Aim ::
Print every entry, word for word, and skip the images.

Material shown ::
_ _ _ _ _ _ _
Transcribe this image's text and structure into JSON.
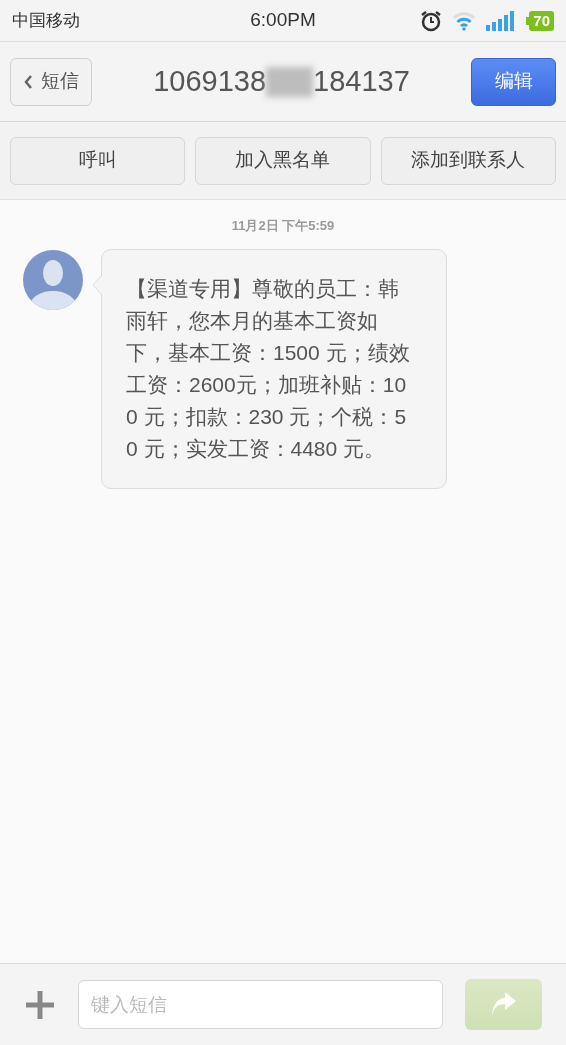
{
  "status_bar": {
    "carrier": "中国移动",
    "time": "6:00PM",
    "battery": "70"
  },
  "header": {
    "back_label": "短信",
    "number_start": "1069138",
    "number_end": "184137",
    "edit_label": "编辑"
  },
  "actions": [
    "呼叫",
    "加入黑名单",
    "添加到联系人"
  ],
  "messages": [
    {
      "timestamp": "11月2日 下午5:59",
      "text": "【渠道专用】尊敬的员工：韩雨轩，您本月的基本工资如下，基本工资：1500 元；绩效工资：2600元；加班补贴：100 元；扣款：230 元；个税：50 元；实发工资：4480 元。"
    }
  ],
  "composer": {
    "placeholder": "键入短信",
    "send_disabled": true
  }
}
_ _ _ _ _ _ _
The solution ::
Transcribe this image's text and structure into JSON.
{
  "status_bar": {
    "carrier": "中国移动",
    "time": "6:00PM",
    "battery": "70"
  },
  "header": {
    "back_label": "短信",
    "number_start": "1069138",
    "number_end": "184137",
    "edit_label": "编辑"
  },
  "actions": [
    "呼叫",
    "加入黑名单",
    "添加到联系人"
  ],
  "messages": [
    {
      "timestamp": "11月2日 下午5:59",
      "text": "【渠道专用】尊敬的员工：韩雨轩，您本月的基本工资如下，基本工资：1500 元；绩效工资：2600元；加班补贴：100 元；扣款：230 元；个税：50 元；实发工资：4480 元。"
    }
  ],
  "composer": {
    "placeholder": "键入短信",
    "send_disabled": true
  }
}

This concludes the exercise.